EXERCISE MATERIAL ->

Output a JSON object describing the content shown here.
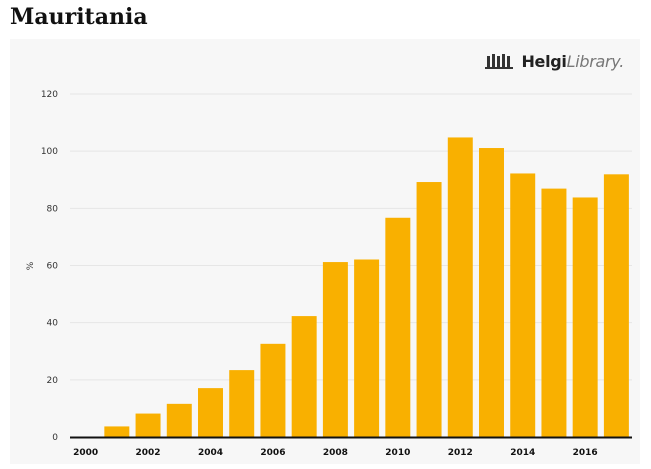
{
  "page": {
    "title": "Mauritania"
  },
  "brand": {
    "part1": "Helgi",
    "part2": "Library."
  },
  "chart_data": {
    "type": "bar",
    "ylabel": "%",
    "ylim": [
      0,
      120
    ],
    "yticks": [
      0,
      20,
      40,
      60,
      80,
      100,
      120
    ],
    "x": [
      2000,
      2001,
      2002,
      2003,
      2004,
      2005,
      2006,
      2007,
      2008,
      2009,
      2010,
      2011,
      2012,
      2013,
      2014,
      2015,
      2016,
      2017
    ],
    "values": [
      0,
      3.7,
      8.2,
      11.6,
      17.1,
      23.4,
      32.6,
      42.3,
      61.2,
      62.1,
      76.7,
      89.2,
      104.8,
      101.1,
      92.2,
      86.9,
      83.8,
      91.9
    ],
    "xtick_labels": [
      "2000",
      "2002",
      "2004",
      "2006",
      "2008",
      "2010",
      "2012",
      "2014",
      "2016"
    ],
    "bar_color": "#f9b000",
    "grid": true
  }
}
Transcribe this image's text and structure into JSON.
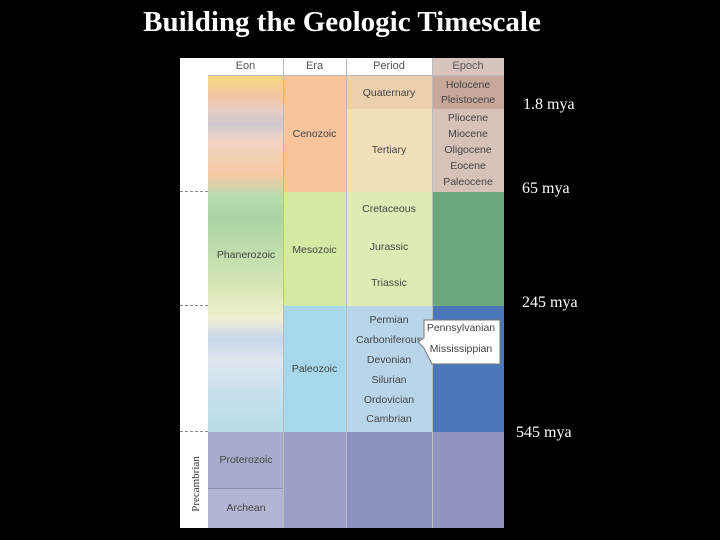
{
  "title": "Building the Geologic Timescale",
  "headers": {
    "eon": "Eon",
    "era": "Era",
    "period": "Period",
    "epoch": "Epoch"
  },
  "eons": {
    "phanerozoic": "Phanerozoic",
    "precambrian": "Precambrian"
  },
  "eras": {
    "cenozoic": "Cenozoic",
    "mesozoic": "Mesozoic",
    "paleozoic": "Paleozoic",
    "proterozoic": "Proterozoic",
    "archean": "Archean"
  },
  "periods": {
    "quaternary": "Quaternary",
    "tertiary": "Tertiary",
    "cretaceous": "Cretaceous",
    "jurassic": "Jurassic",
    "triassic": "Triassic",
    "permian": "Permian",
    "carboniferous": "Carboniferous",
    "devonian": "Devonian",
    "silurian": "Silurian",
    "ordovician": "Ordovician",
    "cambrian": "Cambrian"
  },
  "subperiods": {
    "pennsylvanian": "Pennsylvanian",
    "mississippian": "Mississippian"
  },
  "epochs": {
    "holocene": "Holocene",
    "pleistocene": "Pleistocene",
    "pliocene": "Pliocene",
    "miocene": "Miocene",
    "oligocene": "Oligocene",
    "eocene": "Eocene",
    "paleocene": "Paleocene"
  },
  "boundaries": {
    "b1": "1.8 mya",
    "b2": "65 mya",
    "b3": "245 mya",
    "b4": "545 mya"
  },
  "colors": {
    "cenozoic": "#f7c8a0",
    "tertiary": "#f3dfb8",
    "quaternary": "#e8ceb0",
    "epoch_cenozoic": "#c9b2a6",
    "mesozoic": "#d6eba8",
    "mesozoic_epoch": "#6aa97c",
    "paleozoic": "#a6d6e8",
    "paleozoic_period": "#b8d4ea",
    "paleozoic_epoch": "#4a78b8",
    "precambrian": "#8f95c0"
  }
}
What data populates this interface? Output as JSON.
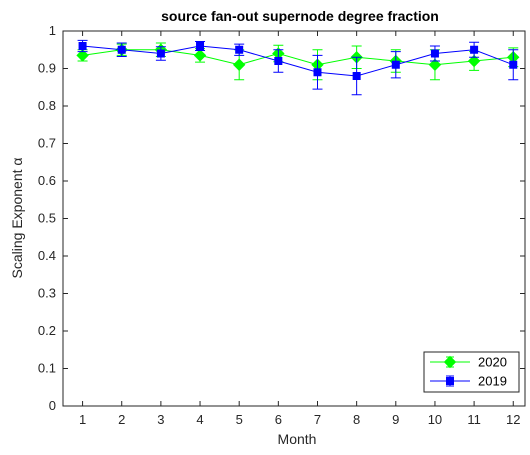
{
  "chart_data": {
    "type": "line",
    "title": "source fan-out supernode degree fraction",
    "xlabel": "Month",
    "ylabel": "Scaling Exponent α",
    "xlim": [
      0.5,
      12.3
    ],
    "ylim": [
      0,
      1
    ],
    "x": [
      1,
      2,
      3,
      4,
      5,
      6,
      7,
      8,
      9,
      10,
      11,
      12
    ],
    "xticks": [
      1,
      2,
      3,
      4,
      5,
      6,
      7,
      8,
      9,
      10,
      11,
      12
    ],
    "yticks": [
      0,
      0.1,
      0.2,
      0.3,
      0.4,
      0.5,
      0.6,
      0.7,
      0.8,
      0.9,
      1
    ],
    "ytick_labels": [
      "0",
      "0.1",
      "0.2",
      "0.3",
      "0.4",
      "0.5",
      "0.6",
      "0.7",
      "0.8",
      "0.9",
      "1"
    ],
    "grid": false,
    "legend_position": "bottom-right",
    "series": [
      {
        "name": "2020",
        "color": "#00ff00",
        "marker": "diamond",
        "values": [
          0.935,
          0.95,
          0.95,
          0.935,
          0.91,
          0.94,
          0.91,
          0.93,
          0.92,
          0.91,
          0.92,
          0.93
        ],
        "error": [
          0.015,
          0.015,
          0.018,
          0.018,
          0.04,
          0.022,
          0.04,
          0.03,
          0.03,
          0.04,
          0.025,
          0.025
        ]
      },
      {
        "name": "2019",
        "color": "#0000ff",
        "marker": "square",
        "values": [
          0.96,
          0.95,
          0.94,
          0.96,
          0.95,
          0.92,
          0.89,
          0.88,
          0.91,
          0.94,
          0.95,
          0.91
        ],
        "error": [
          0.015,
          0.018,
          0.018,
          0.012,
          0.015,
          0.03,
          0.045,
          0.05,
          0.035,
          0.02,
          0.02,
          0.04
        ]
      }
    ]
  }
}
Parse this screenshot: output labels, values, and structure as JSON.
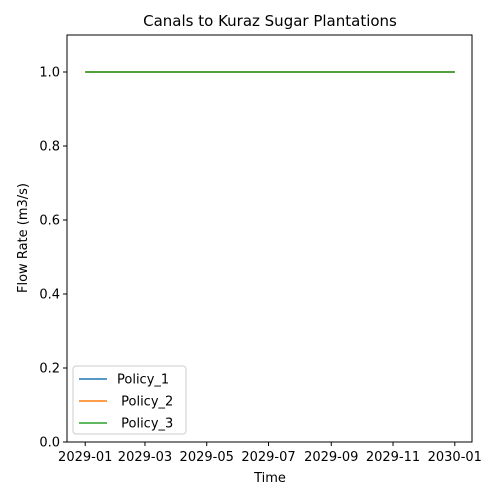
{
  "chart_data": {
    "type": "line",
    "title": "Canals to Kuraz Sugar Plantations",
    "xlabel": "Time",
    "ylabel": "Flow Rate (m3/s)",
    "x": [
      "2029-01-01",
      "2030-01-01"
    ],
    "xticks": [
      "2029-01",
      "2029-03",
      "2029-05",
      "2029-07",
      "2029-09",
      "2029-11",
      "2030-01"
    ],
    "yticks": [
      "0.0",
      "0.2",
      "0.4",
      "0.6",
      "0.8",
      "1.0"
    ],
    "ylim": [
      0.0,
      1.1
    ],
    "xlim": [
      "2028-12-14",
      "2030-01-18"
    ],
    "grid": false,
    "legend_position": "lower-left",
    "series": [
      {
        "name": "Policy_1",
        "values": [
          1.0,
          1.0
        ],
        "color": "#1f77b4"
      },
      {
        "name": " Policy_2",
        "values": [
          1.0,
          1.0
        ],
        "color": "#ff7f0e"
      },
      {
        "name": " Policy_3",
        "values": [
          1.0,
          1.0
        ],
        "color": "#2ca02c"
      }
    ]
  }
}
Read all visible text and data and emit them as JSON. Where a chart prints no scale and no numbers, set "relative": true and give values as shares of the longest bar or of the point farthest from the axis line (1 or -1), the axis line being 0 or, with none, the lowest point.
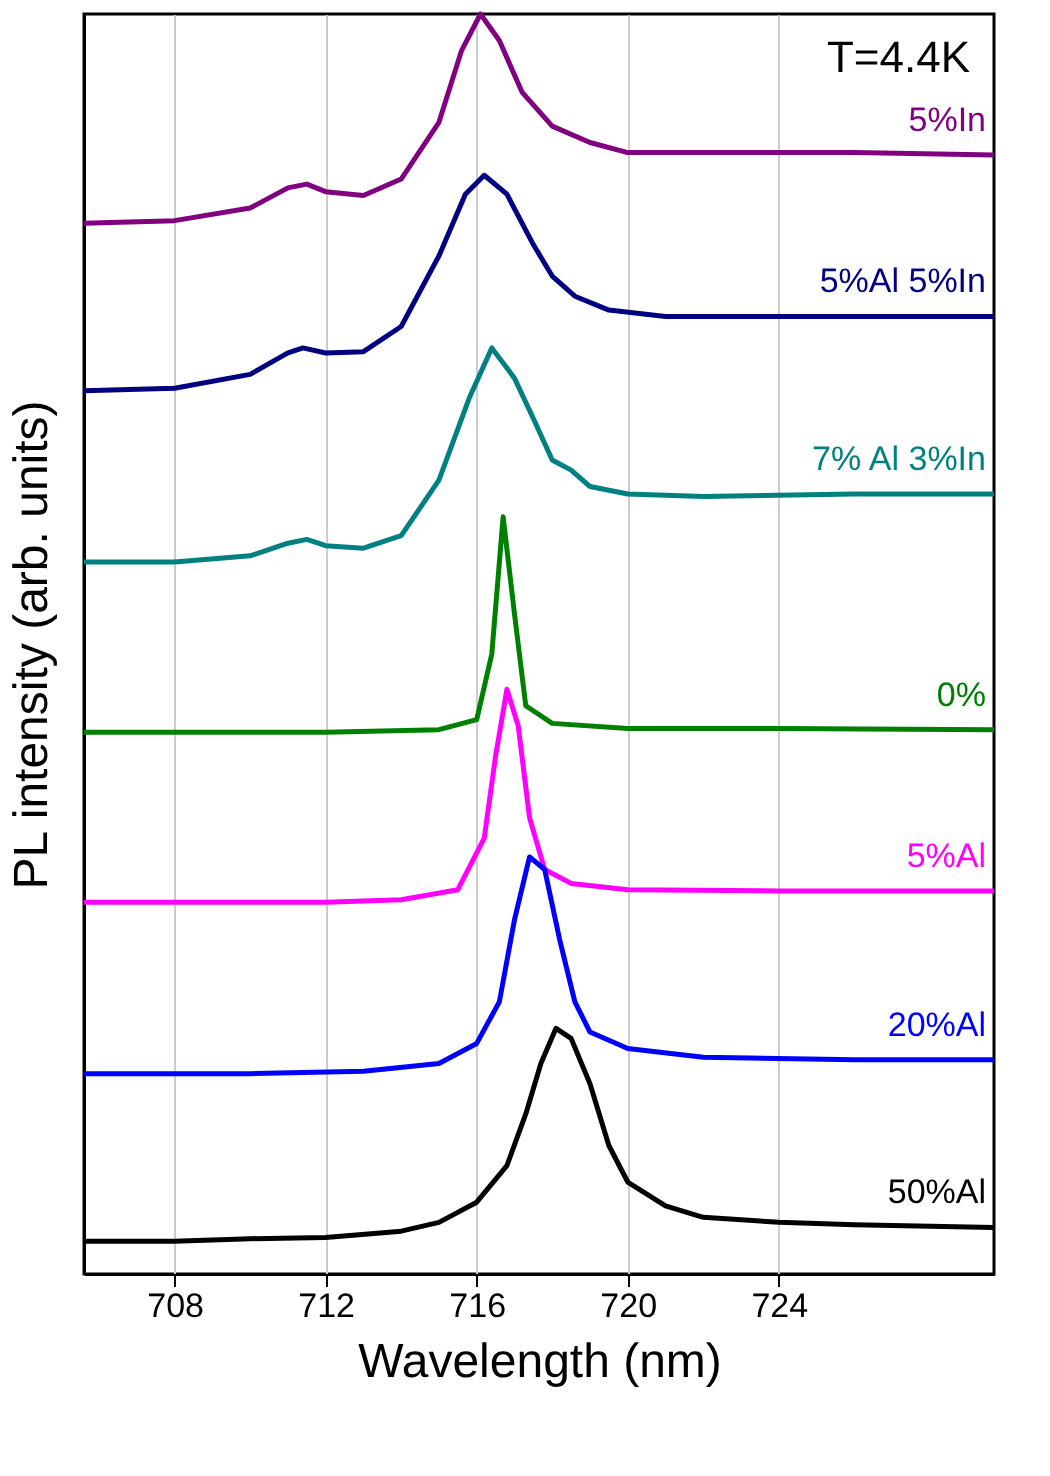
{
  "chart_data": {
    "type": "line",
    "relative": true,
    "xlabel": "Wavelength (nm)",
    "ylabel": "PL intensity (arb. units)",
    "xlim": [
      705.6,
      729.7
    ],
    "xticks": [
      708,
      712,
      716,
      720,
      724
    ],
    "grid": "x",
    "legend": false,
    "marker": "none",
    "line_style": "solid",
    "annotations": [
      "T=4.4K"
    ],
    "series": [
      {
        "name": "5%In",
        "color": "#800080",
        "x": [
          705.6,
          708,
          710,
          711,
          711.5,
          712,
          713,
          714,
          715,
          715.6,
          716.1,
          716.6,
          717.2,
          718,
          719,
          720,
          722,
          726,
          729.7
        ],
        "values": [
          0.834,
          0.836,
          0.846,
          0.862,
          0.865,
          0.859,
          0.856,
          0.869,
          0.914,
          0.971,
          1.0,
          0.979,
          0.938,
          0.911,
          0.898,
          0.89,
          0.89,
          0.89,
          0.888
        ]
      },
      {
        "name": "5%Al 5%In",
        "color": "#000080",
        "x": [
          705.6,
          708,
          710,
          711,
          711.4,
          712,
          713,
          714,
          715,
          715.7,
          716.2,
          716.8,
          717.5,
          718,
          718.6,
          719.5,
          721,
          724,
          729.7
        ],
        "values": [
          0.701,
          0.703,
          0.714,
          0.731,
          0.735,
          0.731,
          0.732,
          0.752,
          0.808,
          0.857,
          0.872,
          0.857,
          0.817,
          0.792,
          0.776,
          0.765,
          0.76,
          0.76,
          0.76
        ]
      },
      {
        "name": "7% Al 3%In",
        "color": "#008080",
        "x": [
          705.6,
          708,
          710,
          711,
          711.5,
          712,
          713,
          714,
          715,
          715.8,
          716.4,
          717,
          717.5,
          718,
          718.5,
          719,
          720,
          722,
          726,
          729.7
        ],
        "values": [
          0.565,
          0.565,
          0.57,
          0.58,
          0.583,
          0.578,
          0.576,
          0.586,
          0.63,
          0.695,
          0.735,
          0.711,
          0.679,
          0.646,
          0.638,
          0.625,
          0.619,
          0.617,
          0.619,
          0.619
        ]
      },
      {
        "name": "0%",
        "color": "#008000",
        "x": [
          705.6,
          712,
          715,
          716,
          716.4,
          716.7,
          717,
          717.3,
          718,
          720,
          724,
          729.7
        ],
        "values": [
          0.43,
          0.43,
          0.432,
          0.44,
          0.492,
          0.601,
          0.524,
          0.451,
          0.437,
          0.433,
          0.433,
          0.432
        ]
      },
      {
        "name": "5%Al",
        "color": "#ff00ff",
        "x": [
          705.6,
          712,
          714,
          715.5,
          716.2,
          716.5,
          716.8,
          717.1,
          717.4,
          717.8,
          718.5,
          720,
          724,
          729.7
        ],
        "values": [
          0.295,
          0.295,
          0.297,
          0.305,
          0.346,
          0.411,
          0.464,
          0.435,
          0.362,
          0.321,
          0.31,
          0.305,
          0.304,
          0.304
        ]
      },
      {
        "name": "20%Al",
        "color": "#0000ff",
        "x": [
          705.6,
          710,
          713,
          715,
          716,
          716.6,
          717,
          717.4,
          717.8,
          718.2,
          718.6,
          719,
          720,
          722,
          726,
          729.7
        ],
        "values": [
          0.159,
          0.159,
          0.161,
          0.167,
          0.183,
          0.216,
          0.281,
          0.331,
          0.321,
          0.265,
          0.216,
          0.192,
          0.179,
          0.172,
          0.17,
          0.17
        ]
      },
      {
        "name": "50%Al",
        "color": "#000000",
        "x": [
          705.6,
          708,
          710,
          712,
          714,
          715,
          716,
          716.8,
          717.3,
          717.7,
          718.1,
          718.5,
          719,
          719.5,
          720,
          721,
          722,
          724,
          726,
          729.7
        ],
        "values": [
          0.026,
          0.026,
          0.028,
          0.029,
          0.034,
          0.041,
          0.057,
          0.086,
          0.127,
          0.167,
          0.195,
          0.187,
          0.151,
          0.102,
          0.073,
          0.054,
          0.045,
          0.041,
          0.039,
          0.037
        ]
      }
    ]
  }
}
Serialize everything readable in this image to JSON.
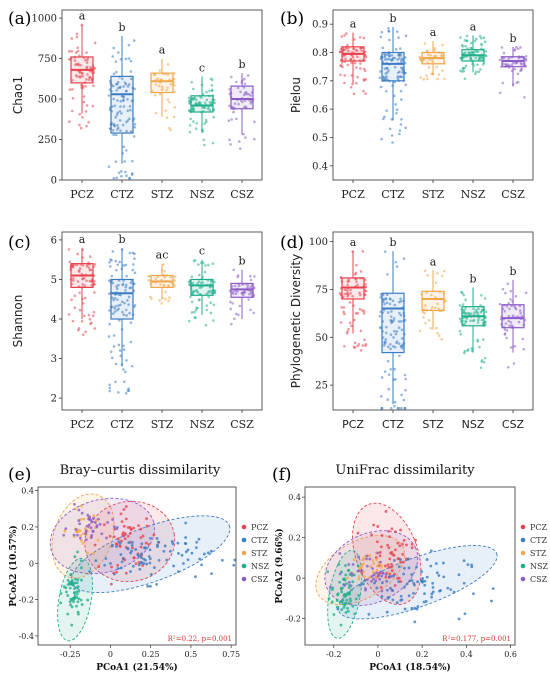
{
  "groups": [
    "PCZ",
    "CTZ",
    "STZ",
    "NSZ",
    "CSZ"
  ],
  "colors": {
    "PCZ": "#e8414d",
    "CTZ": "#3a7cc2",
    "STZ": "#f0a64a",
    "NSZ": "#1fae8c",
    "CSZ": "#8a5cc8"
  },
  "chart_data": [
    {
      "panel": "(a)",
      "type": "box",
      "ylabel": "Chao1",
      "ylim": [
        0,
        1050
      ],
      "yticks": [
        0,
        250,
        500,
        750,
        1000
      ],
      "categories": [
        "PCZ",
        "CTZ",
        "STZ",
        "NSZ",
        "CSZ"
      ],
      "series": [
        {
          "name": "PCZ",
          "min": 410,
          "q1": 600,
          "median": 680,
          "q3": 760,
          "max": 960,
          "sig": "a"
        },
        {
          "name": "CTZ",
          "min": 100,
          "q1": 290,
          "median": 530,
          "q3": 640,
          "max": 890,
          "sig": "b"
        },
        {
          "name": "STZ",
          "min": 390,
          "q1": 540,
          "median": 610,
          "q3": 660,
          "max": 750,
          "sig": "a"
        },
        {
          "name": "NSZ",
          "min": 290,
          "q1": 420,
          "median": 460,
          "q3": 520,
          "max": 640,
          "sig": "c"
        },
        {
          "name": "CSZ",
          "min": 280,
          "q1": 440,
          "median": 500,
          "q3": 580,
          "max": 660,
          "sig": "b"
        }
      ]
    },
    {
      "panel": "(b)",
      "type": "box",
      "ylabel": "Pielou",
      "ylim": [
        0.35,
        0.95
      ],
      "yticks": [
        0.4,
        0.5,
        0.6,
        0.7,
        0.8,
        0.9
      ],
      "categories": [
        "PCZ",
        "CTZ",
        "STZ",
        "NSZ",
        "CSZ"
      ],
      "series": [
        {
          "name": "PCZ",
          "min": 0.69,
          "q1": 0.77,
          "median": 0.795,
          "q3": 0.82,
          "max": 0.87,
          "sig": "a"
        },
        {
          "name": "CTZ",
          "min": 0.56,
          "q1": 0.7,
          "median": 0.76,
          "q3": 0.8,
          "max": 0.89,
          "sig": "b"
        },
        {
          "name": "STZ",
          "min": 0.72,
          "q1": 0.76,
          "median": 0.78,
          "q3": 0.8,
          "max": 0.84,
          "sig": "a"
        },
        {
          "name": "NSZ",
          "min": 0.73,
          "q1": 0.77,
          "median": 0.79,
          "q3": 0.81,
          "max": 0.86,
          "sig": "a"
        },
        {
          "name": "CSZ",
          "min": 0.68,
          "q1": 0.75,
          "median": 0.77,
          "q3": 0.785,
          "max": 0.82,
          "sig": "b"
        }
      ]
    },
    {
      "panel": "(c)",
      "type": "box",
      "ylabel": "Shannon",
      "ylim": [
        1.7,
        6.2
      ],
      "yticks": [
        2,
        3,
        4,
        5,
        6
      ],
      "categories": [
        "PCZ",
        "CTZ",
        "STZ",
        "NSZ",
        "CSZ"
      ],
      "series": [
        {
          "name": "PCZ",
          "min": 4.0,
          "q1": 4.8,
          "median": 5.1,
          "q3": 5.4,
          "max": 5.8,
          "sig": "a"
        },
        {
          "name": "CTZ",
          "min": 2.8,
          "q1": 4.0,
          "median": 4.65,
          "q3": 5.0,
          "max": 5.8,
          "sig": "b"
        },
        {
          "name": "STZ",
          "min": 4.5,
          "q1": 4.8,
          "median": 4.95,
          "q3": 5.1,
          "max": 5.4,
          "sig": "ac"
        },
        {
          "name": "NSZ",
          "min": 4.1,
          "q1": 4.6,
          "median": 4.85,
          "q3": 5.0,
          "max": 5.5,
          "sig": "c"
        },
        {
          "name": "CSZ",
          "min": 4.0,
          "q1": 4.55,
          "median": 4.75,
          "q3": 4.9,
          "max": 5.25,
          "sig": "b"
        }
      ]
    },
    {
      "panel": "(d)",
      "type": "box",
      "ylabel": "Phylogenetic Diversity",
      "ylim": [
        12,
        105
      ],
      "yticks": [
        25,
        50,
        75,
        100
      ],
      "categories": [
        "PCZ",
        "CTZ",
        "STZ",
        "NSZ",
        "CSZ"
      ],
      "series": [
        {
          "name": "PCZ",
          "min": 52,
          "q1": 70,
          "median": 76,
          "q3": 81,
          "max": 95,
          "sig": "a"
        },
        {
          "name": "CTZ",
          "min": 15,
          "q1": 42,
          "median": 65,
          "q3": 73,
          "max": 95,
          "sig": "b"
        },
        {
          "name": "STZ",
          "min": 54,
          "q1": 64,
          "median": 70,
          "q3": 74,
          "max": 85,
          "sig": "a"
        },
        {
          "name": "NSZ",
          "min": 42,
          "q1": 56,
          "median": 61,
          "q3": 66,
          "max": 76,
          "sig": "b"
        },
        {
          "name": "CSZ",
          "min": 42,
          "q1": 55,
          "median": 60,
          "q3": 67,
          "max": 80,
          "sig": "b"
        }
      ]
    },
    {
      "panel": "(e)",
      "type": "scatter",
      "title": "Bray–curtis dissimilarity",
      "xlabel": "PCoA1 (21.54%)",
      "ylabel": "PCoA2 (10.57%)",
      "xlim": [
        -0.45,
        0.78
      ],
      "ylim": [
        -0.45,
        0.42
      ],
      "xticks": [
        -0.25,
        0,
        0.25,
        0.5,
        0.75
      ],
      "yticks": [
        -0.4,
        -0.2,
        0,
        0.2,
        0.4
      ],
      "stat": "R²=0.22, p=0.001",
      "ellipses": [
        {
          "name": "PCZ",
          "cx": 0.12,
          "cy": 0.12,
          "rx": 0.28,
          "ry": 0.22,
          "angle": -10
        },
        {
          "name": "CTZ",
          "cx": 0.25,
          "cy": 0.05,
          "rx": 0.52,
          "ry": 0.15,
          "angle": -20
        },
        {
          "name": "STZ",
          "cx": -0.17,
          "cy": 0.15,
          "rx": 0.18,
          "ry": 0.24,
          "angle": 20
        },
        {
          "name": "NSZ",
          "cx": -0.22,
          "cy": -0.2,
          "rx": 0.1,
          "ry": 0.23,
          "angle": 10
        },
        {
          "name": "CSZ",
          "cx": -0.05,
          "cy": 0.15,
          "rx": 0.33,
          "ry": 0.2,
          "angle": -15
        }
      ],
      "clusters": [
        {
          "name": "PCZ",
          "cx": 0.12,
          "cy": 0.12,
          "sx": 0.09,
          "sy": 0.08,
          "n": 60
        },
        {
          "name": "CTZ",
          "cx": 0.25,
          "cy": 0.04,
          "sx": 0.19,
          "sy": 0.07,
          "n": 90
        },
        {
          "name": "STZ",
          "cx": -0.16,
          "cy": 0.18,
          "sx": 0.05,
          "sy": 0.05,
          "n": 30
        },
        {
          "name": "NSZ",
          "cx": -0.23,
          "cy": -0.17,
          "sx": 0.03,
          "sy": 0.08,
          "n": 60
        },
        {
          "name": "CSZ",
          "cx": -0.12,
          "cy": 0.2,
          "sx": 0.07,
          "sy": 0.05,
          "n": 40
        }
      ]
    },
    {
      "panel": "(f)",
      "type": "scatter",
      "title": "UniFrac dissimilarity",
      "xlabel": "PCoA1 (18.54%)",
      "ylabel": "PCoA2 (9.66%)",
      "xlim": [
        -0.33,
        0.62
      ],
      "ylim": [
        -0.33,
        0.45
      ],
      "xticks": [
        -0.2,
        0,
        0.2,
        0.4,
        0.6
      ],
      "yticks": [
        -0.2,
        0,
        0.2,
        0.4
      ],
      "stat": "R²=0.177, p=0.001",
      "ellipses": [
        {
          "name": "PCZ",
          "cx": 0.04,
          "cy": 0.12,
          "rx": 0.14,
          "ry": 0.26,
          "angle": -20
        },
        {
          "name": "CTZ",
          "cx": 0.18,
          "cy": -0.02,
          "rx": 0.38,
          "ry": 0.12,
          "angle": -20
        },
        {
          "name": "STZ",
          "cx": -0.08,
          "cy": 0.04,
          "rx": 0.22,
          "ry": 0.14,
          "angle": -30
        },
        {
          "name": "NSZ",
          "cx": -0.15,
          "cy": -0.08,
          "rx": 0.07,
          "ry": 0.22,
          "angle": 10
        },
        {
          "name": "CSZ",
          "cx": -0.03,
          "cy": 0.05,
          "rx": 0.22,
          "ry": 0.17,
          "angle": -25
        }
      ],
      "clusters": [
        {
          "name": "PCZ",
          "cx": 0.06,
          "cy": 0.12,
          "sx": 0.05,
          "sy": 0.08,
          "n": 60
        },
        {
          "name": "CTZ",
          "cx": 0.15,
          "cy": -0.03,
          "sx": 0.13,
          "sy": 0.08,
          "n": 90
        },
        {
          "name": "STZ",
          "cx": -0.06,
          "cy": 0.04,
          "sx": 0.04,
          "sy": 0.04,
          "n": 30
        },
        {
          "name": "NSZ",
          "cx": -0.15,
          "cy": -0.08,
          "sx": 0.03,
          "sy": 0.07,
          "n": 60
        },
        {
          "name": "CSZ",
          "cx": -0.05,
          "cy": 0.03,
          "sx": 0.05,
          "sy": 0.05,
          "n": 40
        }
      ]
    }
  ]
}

EXERCISE DIRECTIONS -> Check each line above for the word "relative", and copy the lines where it appears.

SOLVED PROBLEM ->
Read all visible text and data and emit them as JSON. Where a chart prints no scale and no numbers, set "relative": true and give values as shares of the longest bar or of the point farthest from the axis line (1 or -1), the axis line being 0 or, with none, the lowest point.
    "relative": true,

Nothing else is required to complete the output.